_GOAL_
Which rows below contain the word "printing"? Gather each of them, copied in full.

────────────────────────────────────────

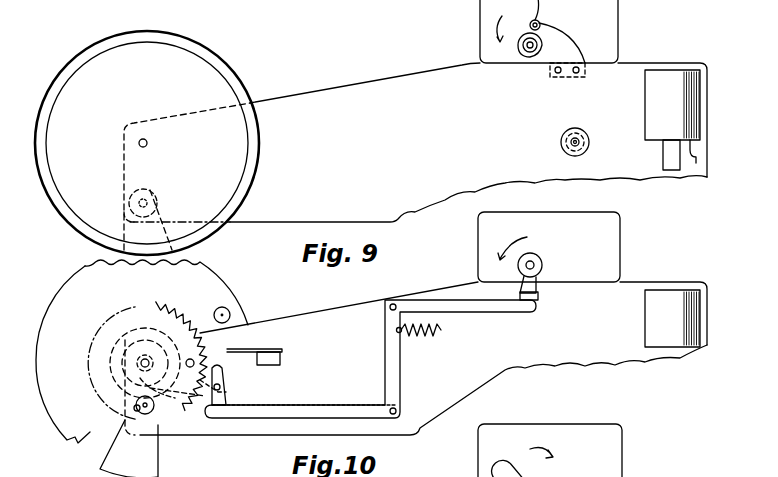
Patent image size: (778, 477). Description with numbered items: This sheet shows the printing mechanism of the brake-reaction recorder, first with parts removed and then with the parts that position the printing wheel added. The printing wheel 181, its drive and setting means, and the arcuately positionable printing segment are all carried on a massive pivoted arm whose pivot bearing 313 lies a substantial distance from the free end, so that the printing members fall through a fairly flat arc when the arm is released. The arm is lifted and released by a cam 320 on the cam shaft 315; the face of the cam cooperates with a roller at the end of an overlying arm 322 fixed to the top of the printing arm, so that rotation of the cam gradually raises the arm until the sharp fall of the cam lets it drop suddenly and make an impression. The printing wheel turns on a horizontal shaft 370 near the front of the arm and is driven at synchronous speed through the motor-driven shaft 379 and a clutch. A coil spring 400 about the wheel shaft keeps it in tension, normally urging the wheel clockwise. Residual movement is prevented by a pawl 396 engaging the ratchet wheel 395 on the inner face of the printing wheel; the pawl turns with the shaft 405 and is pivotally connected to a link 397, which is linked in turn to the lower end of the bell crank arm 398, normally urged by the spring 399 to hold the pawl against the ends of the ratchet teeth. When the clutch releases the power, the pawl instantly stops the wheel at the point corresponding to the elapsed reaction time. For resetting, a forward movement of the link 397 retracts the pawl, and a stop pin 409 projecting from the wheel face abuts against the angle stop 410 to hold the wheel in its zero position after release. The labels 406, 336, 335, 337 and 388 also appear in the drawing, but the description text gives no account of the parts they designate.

In FIG. 9, the printing wheel 181 is at (200, 73).
In FIG. 9, the horizontal shaft 370 is at (147, 145).
In FIG. 9, the cam 320 is at (516, 56).
In FIG. 9, the cam shaft 315 is at (530, 50).
In FIG. 9, the overlying arm 322 is at (565, 40).
In FIG. 9, the pivot bearing 313 is at (586, 132).
In FIG. 9, the motor-driven shaft 379 is at (561, 145).
In FIG. 10, the coil spring 400 is at (120, 331).
In FIG. 10, the ratchet wheel 406 is at (219, 436).
In FIG. 10, the bell crank arm 398 is at (402, 381).
In FIG. 10, the spring 399 is at (444, 329).
In FIG. 10, the stop pin 409 is at (230, 312).
In FIG. 10, the ratchet wheel 395 is at (182, 312).
In FIG. 10, the angle stop 410 is at (257, 348).
In FIG. 10, the pawl 396 is at (227, 378).
In FIG. 10, the shaft 405 is at (228, 393).
In FIG. 10, the link 397 is at (256, 414).
In FIG. 10, the slot 336 is at (560, 472).
In FIG. 10, the plate 335 is at (642, 466).
In FIG. 10, the pin 337 is at (681, 472).
In FIG. 10, the bracket 388 is at (721, 467).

────────────────────────────────────────

_COMPLETE RESPONSE_
Patent image size: (778, 477). Description with numbered items: This sheet shows the printing mechanism of the brake-reaction recorder, first with parts removed and then with the parts that position the printing wheel added. The printing wheel 181, its drive and setting means, and the arcuately positionable printing segment are all carried on a massive pivoted arm whose pivot bearing 313 lies a substantial distance from the free end, so that the printing members fall through a fairly flat arc when the arm is released. The arm is lifted and released by a cam 320 on the cam shaft 315; the face of the cam cooperates with a roller at the end of an overlying arm 322 fixed to the top of the printing arm, so that rotation of the cam gradually raises the arm until the sharp fall of the cam lets it drop suddenly and make an impression. The printing wheel turns on a horizontal shaft 370 near the front of the arm and is driven at synchronous speed through the motor-driven shaft 379 and a clutch. A coil spring 400 about the wheel shaft keeps it in tension, normally urging the wheel clockwise. Residual movement is prevented by a pawl 396 engaging the ratchet wheel 395 on the inner face of the printing wheel; the pawl turns with the shaft 405 and is pivotally connected to a link 397, which is linked in turn to the lower end of the bell crank arm 398, normally urged by the spring 399 to hold the pawl against the ends of the ratchet teeth. When the clutch releases the power, the pawl instantly stops the wheel at the point corresponding to the elapsed reaction time. For resetting, a forward movement of the link 397 retracts the pawl, and a stop pin 409 projecting from the wheel face abuts against the angle stop 410 to hold the wheel in its zero position after release. The labels 406, 336, 335, 337 and 388 also appear in the drawing, but the description text gives no account of the parts they designate.
In FIG. 9, the printing wheel 181 is at (200, 73).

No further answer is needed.